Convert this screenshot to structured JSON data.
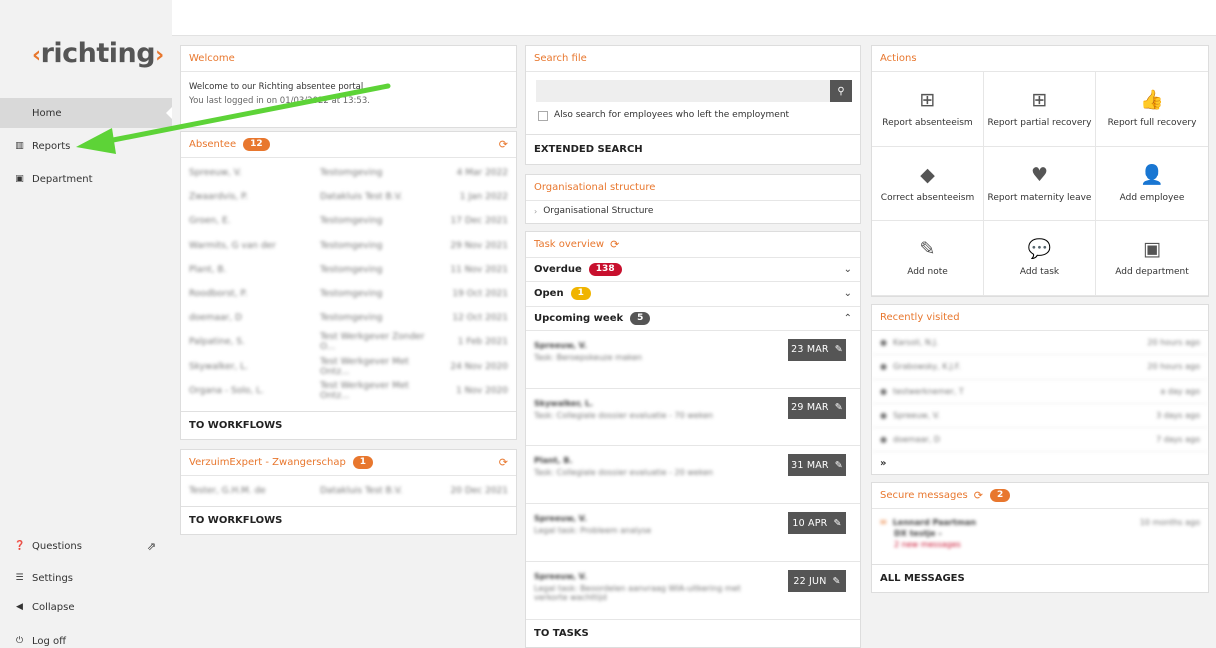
{
  "sidebar": {
    "logo_text": "richting",
    "nav": {
      "home": "Home",
      "reports": "Reports",
      "department": "Department",
      "questions": "Questions",
      "settings": "Settings",
      "collapse": "Collapse",
      "logoff": "Log off"
    }
  },
  "welcome": {
    "title": "Welcome",
    "line1": "Welcome to our Richting absentee portal",
    "line2": "You last logged in on 01/03/2022 at 13:53."
  },
  "absentee": {
    "title": "Absentee",
    "count": "12",
    "rows": [
      [
        "Spreeuw, V.",
        "Testomgeving",
        "4 Mar 2022"
      ],
      [
        "Zwaardvis, P.",
        "Datakluis Test B.V.",
        "1 Jan 2022"
      ],
      [
        "Groen, E.",
        "Testomgeving",
        "17 Dec 2021"
      ],
      [
        "Warmits, G van der",
        "Testomgeving",
        "29 Nov 2021"
      ],
      [
        "Plant, B.",
        "Testomgeving",
        "11 Nov 2021"
      ],
      [
        "Roodborst, P.",
        "Testomgeving",
        "19 Oct 2021"
      ],
      [
        "doemaar, D",
        "Testomgeving",
        "12 Oct 2021"
      ],
      [
        "Palpatine, S.",
        "Test Werkgever Zonder O...",
        "1 Feb 2021"
      ],
      [
        "Skywalker, L.",
        "Test Werkgever Met Ontz...",
        "24 Nov 2020"
      ],
      [
        "Organa - Solo, L.",
        "Test Werkgever Met Ontz...",
        "1 Nov 2020"
      ]
    ],
    "footer": "TO WORKFLOWS"
  },
  "verzuim": {
    "title": "VerzuimExpert - Zwangerschap",
    "count": "1",
    "rows": [
      [
        "Tester, G.H.M. de",
        "Datakluis Test B.V.",
        "20 Dec 2021"
      ]
    ],
    "footer": "TO WORKFLOWS"
  },
  "search": {
    "title": "Search file",
    "checkbox_label": "Also search for employees who left the employment",
    "extended": "EXTENDED SEARCH"
  },
  "org": {
    "title": "Organisational structure",
    "item": "Organisational Structure"
  },
  "tasks": {
    "title": "Task overview",
    "overdue_label": "Overdue",
    "overdue_count": "138",
    "open_label": "Open",
    "open_count": "1",
    "upcoming_label": "Upcoming week",
    "upcoming_count": "5",
    "items": [
      {
        "name": "Spreeuw, V.",
        "desc": "Task: Beroepskeuze maken",
        "date": "23 MAR"
      },
      {
        "name": "Skywalker, L.",
        "desc": "Task: Collegiale dossier evaluatie - 70 weken",
        "date": "29 MAR"
      },
      {
        "name": "Plant, B.",
        "desc": "Task: Collegiale dossier evaluatie - 20 weken",
        "date": "31 MAR"
      },
      {
        "name": "Spreeuw, V.",
        "desc": "Legal task: Probleem analyse",
        "date": "10 APR"
      },
      {
        "name": "Spreeuw, V.",
        "desc": "Legal task: Beoordelen aanvraag WIA-uitkering met verkorte wachttijd",
        "date": "22 JUN"
      }
    ],
    "footer": "TO TASKS"
  },
  "actions": {
    "title": "Actions",
    "items": [
      {
        "label": "Report absenteeism",
        "icon": "medkit-icon",
        "glyph": "⊞"
      },
      {
        "label": "Report partial recovery",
        "icon": "medkit-icon",
        "glyph": "⊞"
      },
      {
        "label": "Report full recovery",
        "icon": "thumbs-up-icon",
        "glyph": "👍"
      },
      {
        "label": "Correct absenteeism",
        "icon": "eraser-icon",
        "glyph": "◆"
      },
      {
        "label": "Report maternity leave",
        "icon": "heart-icon",
        "glyph": "♥"
      },
      {
        "label": "Add employee",
        "icon": "add-user-icon",
        "glyph": "👤"
      },
      {
        "label": "Add note",
        "icon": "pencil-icon",
        "glyph": "✎"
      },
      {
        "label": "Add task",
        "icon": "speech-bubble-icon",
        "glyph": "💬"
      },
      {
        "label": "Add department",
        "icon": "suitcase-icon",
        "glyph": "▣"
      }
    ]
  },
  "recent": {
    "title": "Recently visited",
    "rows": [
      [
        "Karsoli, N.J.",
        "20 hours ago"
      ],
      [
        "Grabowsky, K.J.F.",
        "20 hours ago"
      ],
      [
        "testwerknemer, T",
        "a day ago"
      ],
      [
        "Spreeuw, V.",
        "3 days ago"
      ],
      [
        "doemaar, D",
        "7 days ago"
      ]
    ],
    "more": "»"
  },
  "messages": {
    "title": "Secure messages",
    "count": "2",
    "sender": "Lennard Paartman",
    "subject": "DX testje -",
    "new": "2 new messages",
    "time": "10 months ago",
    "footer": "ALL MESSAGES"
  },
  "colors": {
    "accent": "#e8772e",
    "overdue": "#c8102e",
    "open": "#f0b400",
    "arrow": "#5dd337"
  }
}
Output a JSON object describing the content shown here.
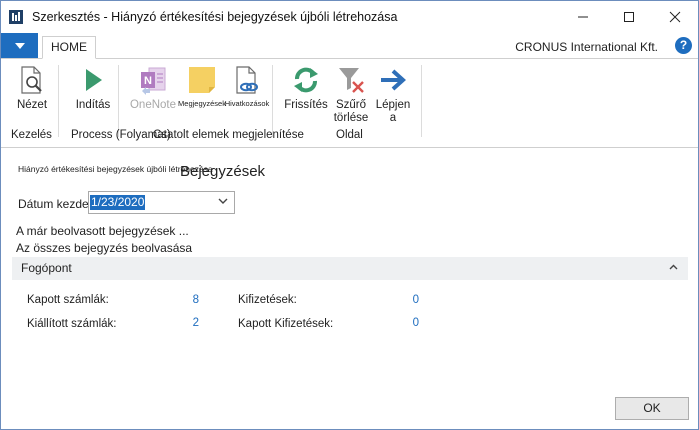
{
  "window": {
    "title": "Szerkesztés - Hiányzó értékesítési bejegyzések újbóli létrehozása"
  },
  "ribbon": {
    "tab_home": "HOME",
    "company": "CRONUS International Kft.",
    "help": "?",
    "buttons": {
      "view": "Nézet",
      "start": "Indítás",
      "onenote": "OneNote",
      "notes": "Megjegyzések",
      "links": "Hivatkozások",
      "refresh": "Frissítés",
      "clear_filter_1": "Szűrő",
      "clear_filter_2": "törlése",
      "goto_1": "Lépjen",
      "goto_2": "a"
    },
    "groups": {
      "manage": "Kezelés",
      "process": "Process (Folyamat)",
      "attached": "Csatolt elemek megjelenítése",
      "page": "Oldal"
    }
  },
  "page": {
    "breadcrumb": "Hiányzó értékesítési bejegyzések újbóli létrehozása",
    "title": "Bejegyzések",
    "date_label": "Dátum kezdete",
    "date_value": "1/23/2020",
    "link_read_already": "A már beolvasott bejegyzések ...",
    "link_read_all": "Az összes bejegyzés beolvasása"
  },
  "fasttab": {
    "title": "Fogópont",
    "fields": {
      "received_invoices_label": "Kapott számlák:",
      "received_invoices_value": "8",
      "issued_invoices_label": "Kiállított számlák:",
      "issued_invoices_value": "2",
      "payments_label": "Kifizetések:",
      "payments_value": "0",
      "received_payments_label": "Kapott Kifizetések:",
      "received_payments_value": "0"
    }
  },
  "footer": {
    "ok": "OK"
  },
  "colors": {
    "accent": "#1e6dbf",
    "start_green": "#3b9a6e",
    "onenote_purple": "#b07bc0",
    "notes_yellow": "#f5d062",
    "refresh_green": "#3b9a6e",
    "filter_red": "#d9534f"
  }
}
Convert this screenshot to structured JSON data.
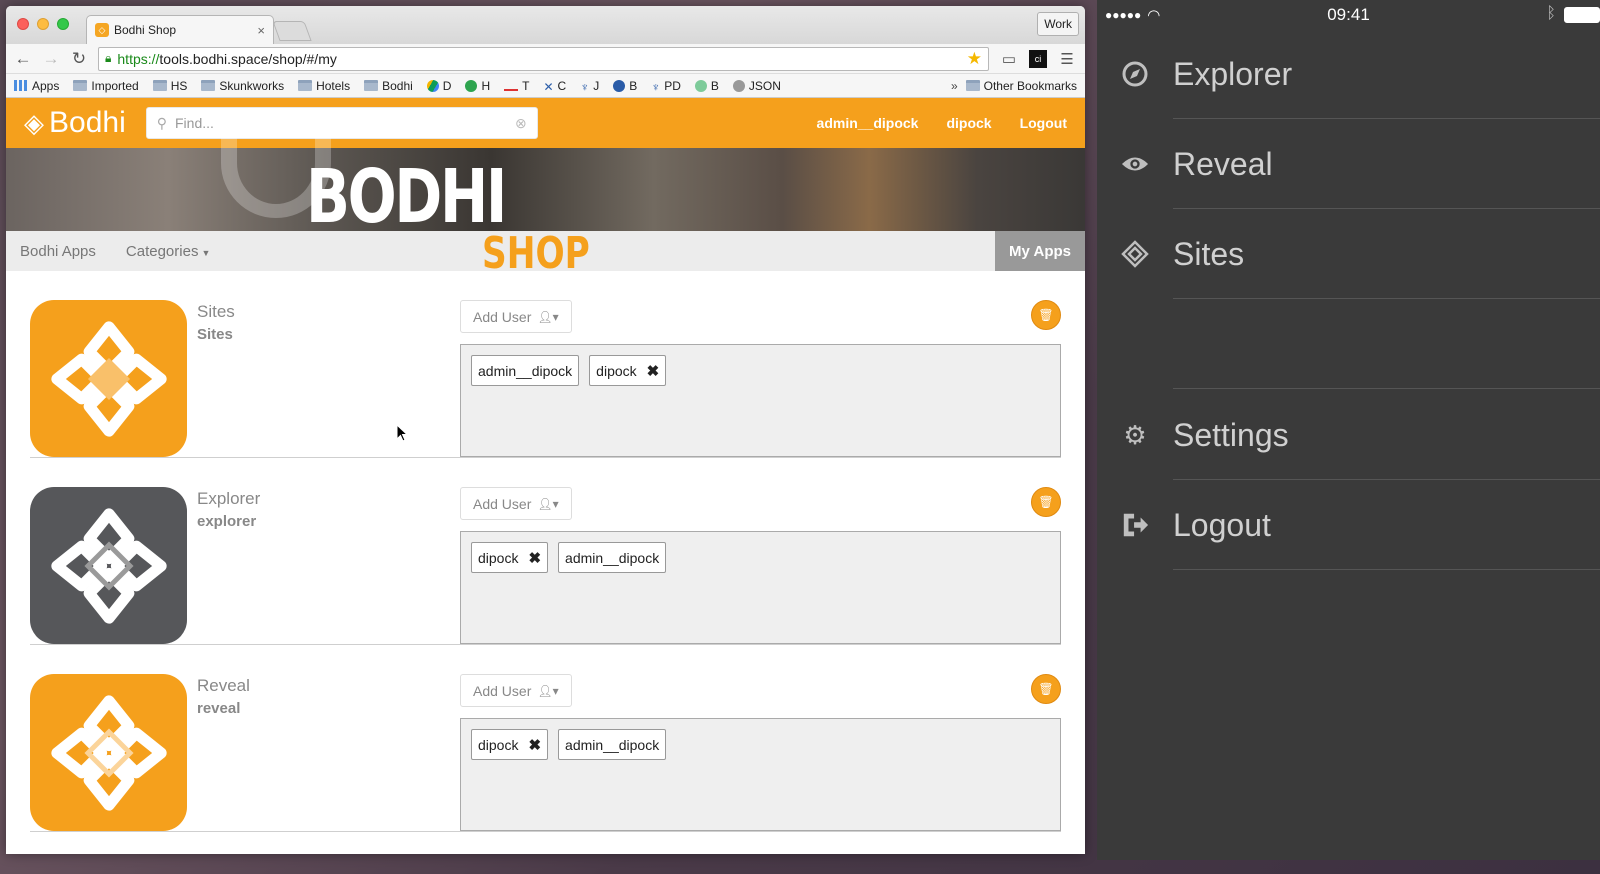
{
  "browser": {
    "tab_title": "Bodhi Shop",
    "tab_close": "×",
    "profile_button": "Work",
    "url_https": "https://",
    "url_rest": "tools.bodhi.space/shop/#/my",
    "bookmarks": [
      {
        "label": "Apps",
        "icon": "apps-grid-icon"
      },
      {
        "label": "Imported",
        "icon": "folder-icon"
      },
      {
        "label": "HS",
        "icon": "folder-icon"
      },
      {
        "label": "Skunkworks",
        "icon": "folder-icon"
      },
      {
        "label": "Hotels",
        "icon": "folder-icon"
      },
      {
        "label": "Bodhi",
        "icon": "folder-icon"
      },
      {
        "label": "D",
        "icon": "drive-icon"
      },
      {
        "label": "H",
        "icon": "green-dot-icon"
      },
      {
        "label": "T",
        "icon": "red-line-icon"
      },
      {
        "label": "C",
        "icon": "tools-icon"
      },
      {
        "label": "J",
        "icon": "jira-icon"
      },
      {
        "label": "B",
        "icon": "badge-icon"
      },
      {
        "label": "PD",
        "icon": "pd-icon"
      },
      {
        "label": "B",
        "icon": "cloud-icon"
      },
      {
        "label": "JSON",
        "icon": "globe-icon"
      }
    ],
    "bookmarks_more": "»",
    "other_bookmarks": "Other Bookmarks"
  },
  "app": {
    "logo_text": "Bodhi",
    "search_placeholder": "Find...",
    "header_links": [
      "admin__dipock",
      "dipock",
      "Logout"
    ],
    "banner_title": "BODHI",
    "banner_sub": "SHOP",
    "subnav": {
      "bodhi_apps": "Bodhi Apps",
      "categories": "Categories",
      "my_apps": "My Apps"
    },
    "add_user_label": "Add User",
    "apps": [
      {
        "name": "Sites",
        "id": "Sites",
        "color": "#f5a01c",
        "users": [
          {
            "name": "admin__dipock",
            "removable": false
          },
          {
            "name": "dipock",
            "removable": true
          }
        ]
      },
      {
        "name": "Explorer",
        "id": "explorer",
        "color": "#56575a",
        "users": [
          {
            "name": "dipock",
            "removable": true
          },
          {
            "name": "admin__dipock",
            "removable": false
          }
        ]
      },
      {
        "name": "Reveal",
        "id": "reveal",
        "color": "#f5a01c",
        "users": [
          {
            "name": "dipock",
            "removable": true
          },
          {
            "name": "admin__dipock",
            "removable": false
          }
        ]
      }
    ]
  },
  "phone": {
    "time": "09:41",
    "menu": [
      {
        "label": "Explorer",
        "icon": "compass-icon"
      },
      {
        "label": "Reveal",
        "icon": "eye-icon"
      },
      {
        "label": "Sites",
        "icon": "bodhi-diamond-icon"
      },
      {
        "label": "",
        "icon": ""
      },
      {
        "label": "Settings",
        "icon": "gear-icon"
      },
      {
        "label": "Logout",
        "icon": "logout-icon"
      }
    ]
  },
  "colors": {
    "brand_orange": "#f5a01c",
    "phone_bg": "#3a3a3a"
  }
}
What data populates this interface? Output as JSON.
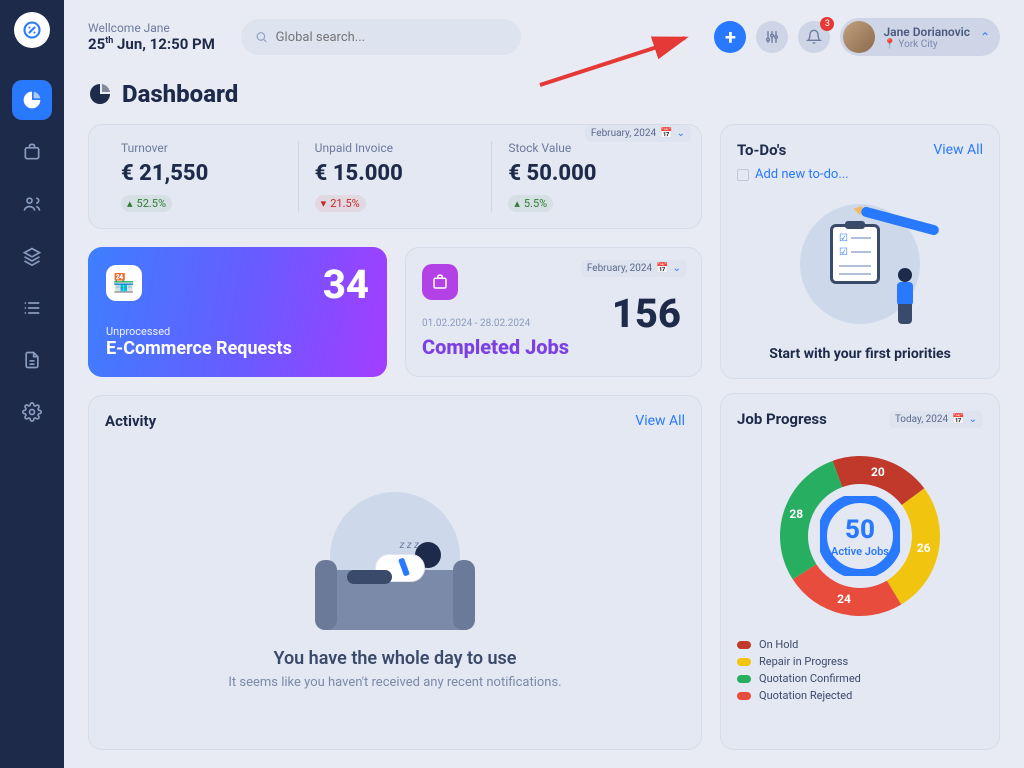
{
  "header": {
    "welcome_prefix": "Wellcome ",
    "welcome_name": "Jane",
    "date_day": "25",
    "date_suffix": "th",
    "date_rest": " Jun, 12:50 PM",
    "search_placeholder": "Global search...",
    "notif_count": "3",
    "user_name": "Jane Dorianovic",
    "user_location": "York City"
  },
  "page_title": "Dashboard",
  "stats": {
    "date_filter": "February, 2024",
    "turnover": {
      "label": "Turnover",
      "value": "€ 21,550",
      "delta": "52.5%",
      "dir": "up"
    },
    "unpaid": {
      "label": "Unpaid Invoice",
      "value": "€ 15.000",
      "delta": "21.5%",
      "dir": "down"
    },
    "stock": {
      "label": "Stock Value",
      "value": "€ 50.000",
      "delta": "5.5%",
      "dir": "up"
    }
  },
  "ecom": {
    "count": "34",
    "sub": "Unprocessed",
    "title": "E-Commerce Requests"
  },
  "jobs": {
    "date_filter": "February, 2024",
    "count": "156",
    "range": "01.02.2024 - 28.02.2024",
    "title": "Completed Jobs"
  },
  "activity": {
    "title": "Activity",
    "view_all": "View All",
    "empty_title": "You have the whole day to use",
    "empty_sub": "It seems like you haven't received any recent notifications."
  },
  "todos": {
    "title": "To-Do's",
    "view_all": "View All",
    "add_label": "Add new to-do...",
    "empty_title": "Start with your first priorities"
  },
  "progress": {
    "title": "Job Progress",
    "date_filter": "Today, 2024",
    "center_value": "50",
    "center_label": "Active Jobs",
    "legend": [
      {
        "label": "On Hold",
        "color": "#c0392b"
      },
      {
        "label": "Repair in Progress",
        "color": "#f1c40f"
      },
      {
        "label": "Quotation Confirmed",
        "color": "#27ae60"
      },
      {
        "label": "Quotation Rejected",
        "color": "#e74c3c"
      }
    ]
  },
  "chart_data": {
    "type": "pie",
    "title": "Job Progress",
    "series": [
      {
        "name": "On Hold",
        "value": 20,
        "color": "#c0392b"
      },
      {
        "name": "Repair in Progress",
        "value": 26,
        "color": "#f1c40f"
      },
      {
        "name": "Quotation Rejected",
        "value": 24,
        "color": "#e74c3c"
      },
      {
        "name": "Quotation Confirmed",
        "value": 28,
        "color": "#27ae60"
      }
    ],
    "center_value": 50,
    "center_label": "Active Jobs"
  }
}
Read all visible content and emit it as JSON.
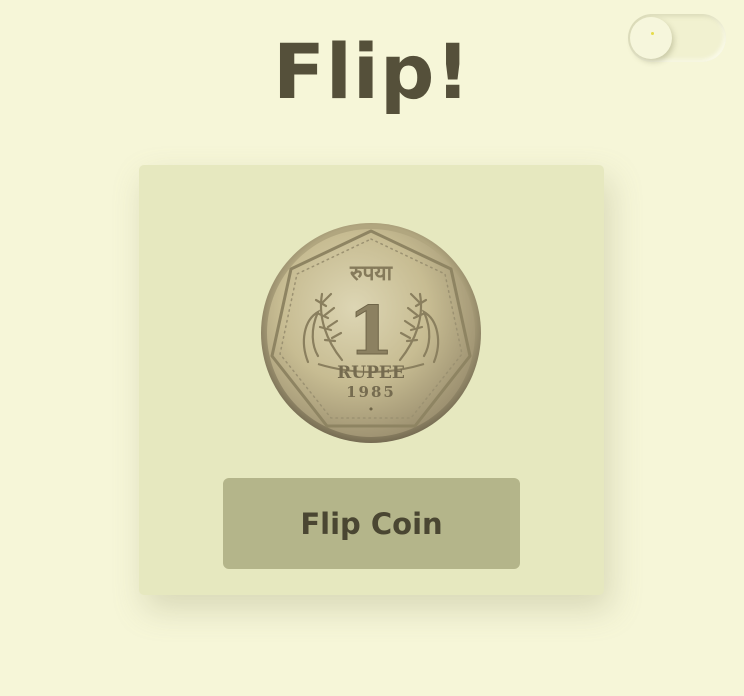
{
  "header": {
    "title": "Flip!"
  },
  "theme_toggle": {
    "state": "off"
  },
  "coin": {
    "top_text": "रुपया",
    "denomination": "1",
    "unit": "RUPEE",
    "year": "1985",
    "mint_mark": "•"
  },
  "actions": {
    "flip_label": "Flip Coin"
  },
  "colors": {
    "background": "#f6f6d8",
    "card": "#e6e8bf",
    "button": "#b4b58a",
    "title": "#55503a",
    "button_text": "#4a4632",
    "coin_metal": "#cfc49c"
  },
  "icons": {
    "toggle": "theme-toggle-switch",
    "coin_wheat": "wheat-ear-icon"
  }
}
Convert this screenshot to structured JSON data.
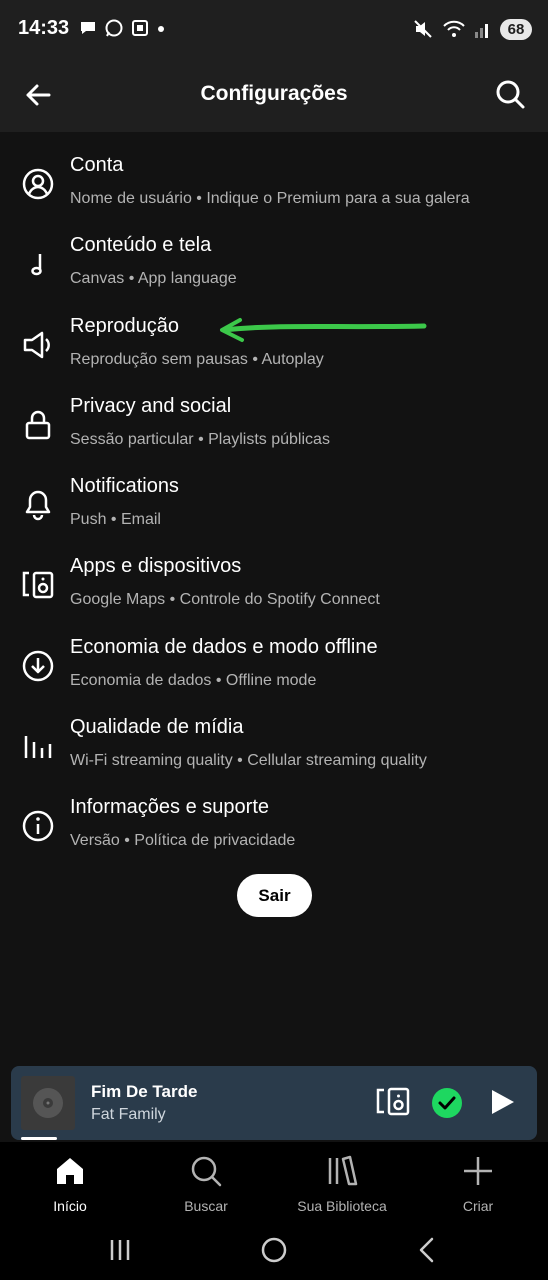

========================

» EXERCISE REQUIREMENTS
Nothing but the lines from the line containing "Read all visible content and emit it as JSON." through the last line of the material may be output, and they must be copied exactly, without pictures.

» ANSWER
Read all visible content and emit it as JSON.
{
  "header": {
    "title": "Flip!"
  },
  "theme_toggle": {
    "state": "off"
  },
  "coin": {
    "top_text": "रुपया",
    "denomination": "1",
    "unit": "RUPEE",
    "year": "1985",
    "mint_mark": "•"
  },
  "actions": {
    "flip_label": "Flip Coin"
  },
  "colors": {
    "background": "#f6f6d8",
    "card": "#e6e8bf",
    "button": "#b4b58a",
    "title": "#55503a",
    "button_text": "#4a4632",
    "coin_metal": "#cfc49c"
  },
  "icons": {
    "toggle": "theme-toggle-switch",
    "coin_wheat": "wheat-ear-icon"
  }
}
Convert this screenshot to structured JSON data.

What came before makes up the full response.